What to work on: With the pictures left out, copy the listing below exactly.

Supplied material:
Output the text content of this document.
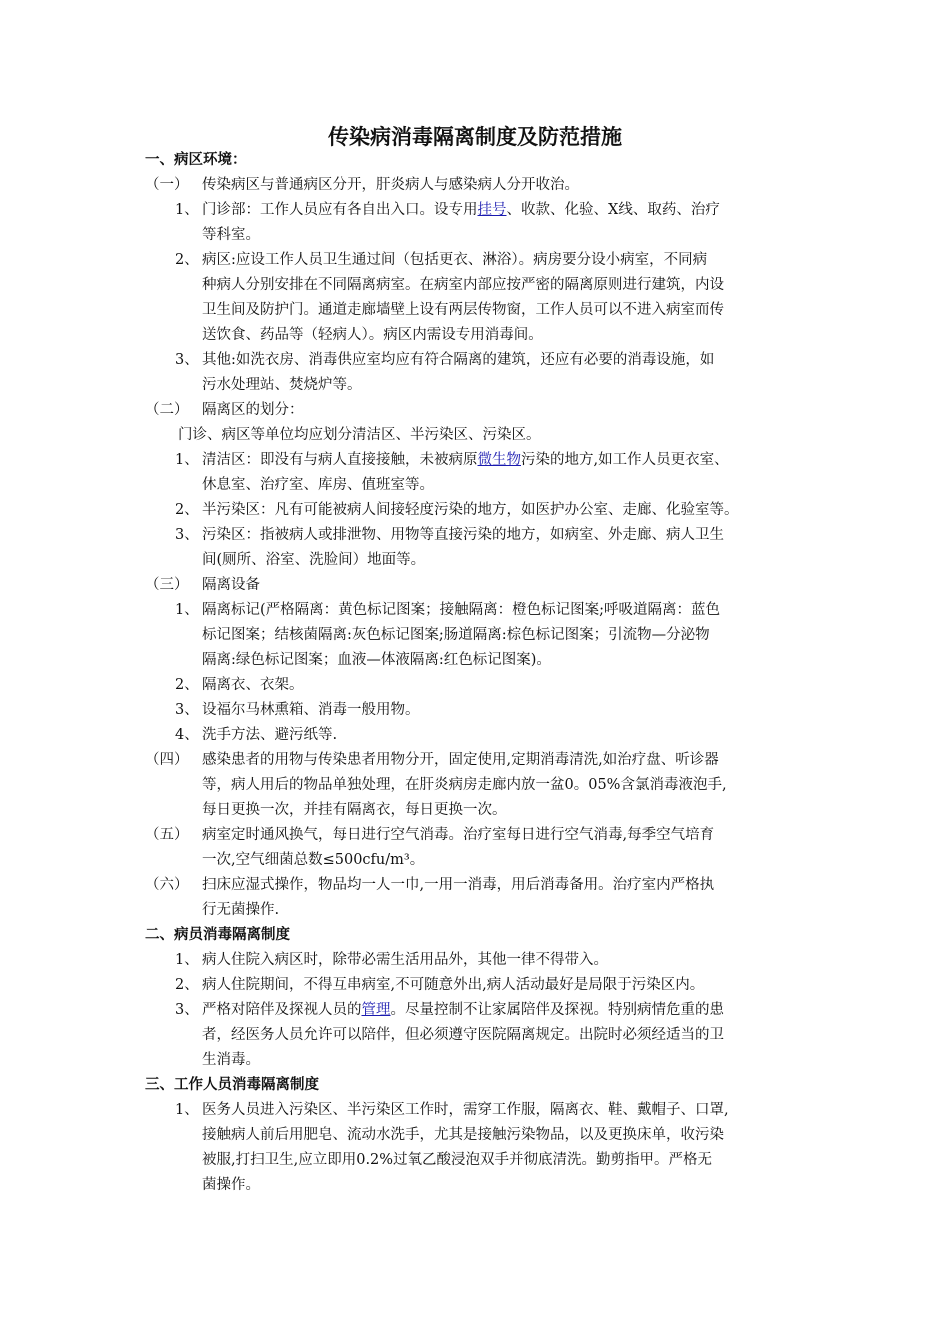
传染病消毒隔离制度及防范措施
一、病区环境：
（一） 传染病区与普通病区分开，肝炎病人与感染病人分开收治。
1、 门诊部：工作人员应有各自出入口。设专用挂号、收款、化验、X线、取药、治疗
等科室。
2、 病区:应设工作人员卫生通过间（包括更衣、淋浴）。病房要分设小病室，不同病
种病人分别安排在不同隔离病室。在病室内部应按严密的隔离原则进行建筑，内设
卫生间及防护门。通道走廊墙壁上设有两层传物窗，工作人员可以不进入病室而传
送饮食、药品等（轻病人）。病区内需设专用消毒间。
3、 其他:如洗衣房、消毒供应室均应有符合隔离的建筑，还应有必要的消毒设施，如
污水处理站、焚烧炉等。
（二） 隔离区的划分：
门诊、病区等单位均应划分清洁区、半污染区、污染区。
1、 清洁区：即没有与病人直接接触，未被病原微生物污染的地方,如工作人员更衣室、
休息室、治疗室、库房、值班室等。
2、 半污染区：凡有可能被病人间接轻度污染的地方，如医护办公室、走廊、化验室等。
3、 污染区：指被病人或排泄物、用物等直接污染的地方，如病室、外走廊、病人卫生
间(厕所、浴室、洗脸间）地面等。
（三） 隔离设备
1、 隔离标记(严格隔离：黄色标记图案；接触隔离：橙色标记图案;呼吸道隔离：蓝色
标记图案；结核菌隔离:灰色标记图案;肠道隔离:棕色标记图案；引流物—分泌物
隔离:绿色标记图案；血液—体液隔离:红色标记图案)。
2、 隔离衣、衣架。
3、 设福尔马林熏箱、消毒一般用物。
4、 洗手方法、避污纸等.
（四） 感染患者的用物与传染患者用物分开，固定使用,定期消毒清洗,如治疗盘、听诊器
等，病人用后的物品单独处理，在肝炎病房走廊内放一盆0。05%含氯消毒液泡手,
每日更换一次，并挂有隔离衣，每日更换一次。
（五） 病室定时通风换气，每日进行空气消毒。治疗室每日进行空气消毒,每季空气培育
一次,空气细菌总数≤500cfu/m³。
（六） 扫床应湿式操作，物品均一人一巾,一用一消毒，用后消毒备用。治疗室内严格执
行无菌操作.
二、病员消毒隔离制度
1、 病人住院入病区时，除带必需生活用品外，其他一律不得带入。
2、 病人住院期间，不得互串病室,不可随意外出,病人活动最好是局限于污染区内。
3、 严格对陪伴及探视人员的管理。尽量控制不让家属陪伴及探视。特别病情危重的患
者，经医务人员允许可以陪伴，但必须遵守医院隔离规定。出院时必须经适当的卫
生消毒。
三、工作人员消毒隔离制度
1、 医务人员进入污染区、半污染区工作时，需穿工作服，隔离衣、鞋、戴帽子、口罩,
接触病人前后用肥皂、流动水洗手，尤其是接触污染物品，以及更换床单，收污染
被服,打扫卫生,应立即用0.2%过氧乙酸浸泡双手并彻底清洗。勤剪指甲。严格无
菌操作。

Right answer:
Output the text content of this document.
传染病消毒隔离制度及防范措施
一、病区环境：
（一） 传染病区与普通病区分开，肝炎病人与感染病人分开收治。
1、 门诊部：工作人员应有各自出入口。设专用挂号、收款、化验、X线、取药、治疗
等科室。
2、 病区:应设工作人员卫生通过间（包括更衣、淋浴）。病房要分设小病室，不同病
种病人分别安排在不同隔离病室。在病室内部应按严密的隔离原则进行建筑，内设
卫生间及防护门。通道走廊墙壁上设有两层传物窗，工作人员可以不进入病室而传
送饮食、药品等（轻病人）。病区内需设专用消毒间。
3、 其他:如洗衣房、消毒供应室均应有符合隔离的建筑，还应有必要的消毒设施，如
污水处理站、焚烧炉等。
（二） 隔离区的划分：
门诊、病区等单位均应划分清洁区、半污染区、污染区。
1、 清洁区：即没有与病人直接接触，未被病原微生物污染的地方,如工作人员更衣室、
休息室、治疗室、库房、值班室等。
2、 半污染区：凡有可能被病人间接轻度污染的地方，如医护办公室、走廊、化验室等。
3、 污染区：指被病人或排泄物、用物等直接污染的地方，如病室、外走廊、病人卫生
间(厕所、浴室、洗脸间）地面等。
（三） 隔离设备
1、 隔离标记(严格隔离：黄色标记图案；接触隔离：橙色标记图案;呼吸道隔离：蓝色
标记图案；结核菌隔离:灰色标记图案;肠道隔离:棕色标记图案；引流物—分泌物
隔离:绿色标记图案；血液—体液隔离:红色标记图案)。
2、 隔离衣、衣架。
3、 设福尔马林熏箱、消毒一般用物。
4、 洗手方法、避污纸等.
（四） 感染患者的用物与传染患者用物分开，固定使用,定期消毒清洗,如治疗盘、听诊器
等，病人用后的物品单独处理，在肝炎病房走廊内放一盆0。05%含氯消毒液泡手,
每日更换一次，并挂有隔离衣，每日更换一次。
（五） 病室定时通风换气，每日进行空气消毒。治疗室每日进行空气消毒,每季空气培育
一次,空气细菌总数≤500cfu/m³。
（六） 扫床应湿式操作，物品均一人一巾,一用一消毒，用后消毒备用。治疗室内严格执
行无菌操作.
二、病员消毒隔离制度
1、 病人住院入病区时，除带必需生活用品外，其他一律不得带入。
2、 病人住院期间，不得互串病室,不可随意外出,病人活动最好是局限于污染区内。
3、 严格对陪伴及探视人员的管理。尽量控制不让家属陪伴及探视。特别病情危重的患
者，经医务人员允许可以陪伴，但必须遵守医院隔离规定。出院时必须经适当的卫
生消毒。
三、工作人员消毒隔离制度
1、 医务人员进入污染区、半污染区工作时，需穿工作服，隔离衣、鞋、戴帽子、口罩,
接触病人前后用肥皂、流动水洗手，尤其是接触污染物品，以及更换床单，收污染
被服,打扫卫生,应立即用0.2%过氧乙酸浸泡双手并彻底清洗。勤剪指甲。严格无
菌操作。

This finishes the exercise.